On a dû remarquer que le nom de lord Brougham n’a pas même été prononcé dans toutes les combinaisons qu’on a faites. Lord Brougham a cependant modifié d’une manière sensible les opinions politiques qu’il avait professées, lorsqu’il n’était que simple membre du barreau. Le contact des hautes affaires a diminué, non pas sa rudesse, mais l’exigence de son whigisme et de ses vues de réforme ; toutefois lord Brougham a conservé, sur le ballot de laine, l’esprit étroit de la robe ; sa violence y a en quelque sorte augmenté, et sa haine contre la noblesse, dont il a voulu pourtant faire partie, y a éclaté avec plus de force. On n’admettra donc jamais lord Brougham comme membre dirigeant du cabinet ; ce serait déclarer une guerre à mort à la chambre des lords sans satisfaire le parti populaire, qui, en Angleterre, a assez de bon sens pour sentir qu’il ne fera jamais ses affaires en les confiant aux avocats. Aussi les hommes d’état anglais ne pouvaient-ils assez témoigner leur étonnement, en apprenant qu’il avait été sérieusement question de confier la présidence du conseil à M. Dupin, qui ressemble tant à lord Brougham. C’est une idée qui nous fait peu d’honneur chez nos voisins.

À FAIRE |
Recopiez en entier le texte ci-dessus sur lord Brougham, sans y changer un seul mot.

ENTRÉES |
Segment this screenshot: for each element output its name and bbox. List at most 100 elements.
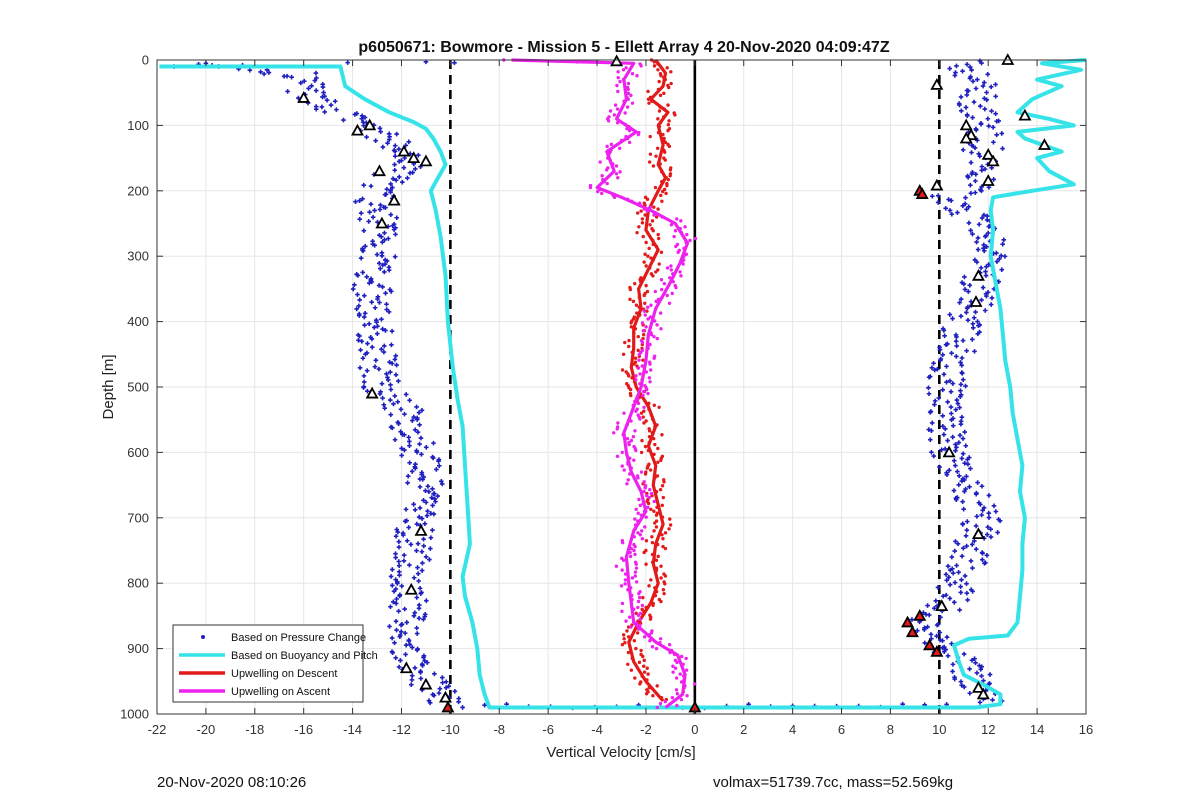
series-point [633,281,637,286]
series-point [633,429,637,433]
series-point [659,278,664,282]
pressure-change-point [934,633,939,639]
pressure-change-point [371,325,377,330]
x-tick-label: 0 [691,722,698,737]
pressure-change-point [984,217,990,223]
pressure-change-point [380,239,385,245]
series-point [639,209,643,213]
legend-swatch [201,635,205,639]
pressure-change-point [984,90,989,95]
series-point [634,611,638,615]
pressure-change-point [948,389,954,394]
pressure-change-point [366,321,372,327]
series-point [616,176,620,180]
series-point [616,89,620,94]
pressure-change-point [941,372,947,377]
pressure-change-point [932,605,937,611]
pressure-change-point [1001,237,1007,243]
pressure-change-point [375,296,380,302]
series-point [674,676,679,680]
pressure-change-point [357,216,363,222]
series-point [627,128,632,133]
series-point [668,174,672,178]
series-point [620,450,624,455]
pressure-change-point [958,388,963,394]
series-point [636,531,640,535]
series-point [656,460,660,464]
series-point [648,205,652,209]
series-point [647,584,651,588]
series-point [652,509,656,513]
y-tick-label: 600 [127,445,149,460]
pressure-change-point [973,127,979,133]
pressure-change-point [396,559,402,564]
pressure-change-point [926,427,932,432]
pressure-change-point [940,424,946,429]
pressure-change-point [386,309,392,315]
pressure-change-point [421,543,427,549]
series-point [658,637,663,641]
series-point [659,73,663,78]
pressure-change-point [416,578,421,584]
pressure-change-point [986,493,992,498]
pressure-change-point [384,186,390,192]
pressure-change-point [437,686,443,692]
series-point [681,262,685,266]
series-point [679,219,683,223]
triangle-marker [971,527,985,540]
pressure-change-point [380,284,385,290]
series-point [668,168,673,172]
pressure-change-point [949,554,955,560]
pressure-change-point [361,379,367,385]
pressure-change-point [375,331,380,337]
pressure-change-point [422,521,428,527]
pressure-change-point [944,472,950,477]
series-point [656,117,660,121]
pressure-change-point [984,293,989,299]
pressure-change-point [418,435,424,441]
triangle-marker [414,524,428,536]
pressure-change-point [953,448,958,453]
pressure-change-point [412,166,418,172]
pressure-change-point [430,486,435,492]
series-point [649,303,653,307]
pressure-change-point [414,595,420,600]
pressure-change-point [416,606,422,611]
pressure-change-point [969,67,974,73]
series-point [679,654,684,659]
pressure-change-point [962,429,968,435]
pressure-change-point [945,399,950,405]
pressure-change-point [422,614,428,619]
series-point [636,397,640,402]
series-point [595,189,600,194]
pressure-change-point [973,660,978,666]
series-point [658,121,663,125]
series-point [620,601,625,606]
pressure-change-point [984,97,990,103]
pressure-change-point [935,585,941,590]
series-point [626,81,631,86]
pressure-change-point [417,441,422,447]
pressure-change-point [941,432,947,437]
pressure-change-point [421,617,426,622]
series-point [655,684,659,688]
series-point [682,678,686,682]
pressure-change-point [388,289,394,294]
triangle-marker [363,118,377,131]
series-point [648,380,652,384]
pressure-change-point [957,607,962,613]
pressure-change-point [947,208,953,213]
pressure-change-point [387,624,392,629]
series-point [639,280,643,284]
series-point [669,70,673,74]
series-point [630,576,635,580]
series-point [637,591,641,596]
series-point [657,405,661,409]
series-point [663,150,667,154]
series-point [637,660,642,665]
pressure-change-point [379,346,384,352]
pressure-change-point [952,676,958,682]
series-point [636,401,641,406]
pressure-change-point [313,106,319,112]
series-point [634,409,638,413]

RÉSULTAT ATTENDU |
On a dû remarquer que le nom de lord Brougham n’a pas même été prononcé dans toutes les combinaisons qu’on a faites. Lord Brougham a cependant modifié d’une manière sensible les opinions politiques qu’il avait professées, lorsqu’il n’était que simple membre du barreau. Le contact des hautes affaires a diminué, non pas sa rudesse, mais l’exigence de son whigisme et de ses vues de réforme ; toutefois lord Brougham a conservé, sur le ballot de laine, l’esprit étroit de la robe ; sa violence y a en quelque sorte augmenté, et sa haine contre la noblesse, dont il a voulu pourtant faire partie, y a éclaté avec plus de force. On n’admettra donc jamais lord Brougham comme membre dirigeant du cabinet ; ce serait déclarer une guerre à mort à la chambre des lords sans satisfaire le parti populaire, qui, en Angleterre, a assez de bon sens pour sentir qu’il ne fera jamais ses affaires en les confiant aux avocats. Aussi les hommes d’état anglais ne pouvaient-ils assez témoigner leur étonnement, en apprenant qu’il avait été sérieusement question de confier la présidence du conseil à M. Dupin, qui ressemble tant à lord Brougham. C’est une idée qui nous fait peu d’honneur chez nos voisins.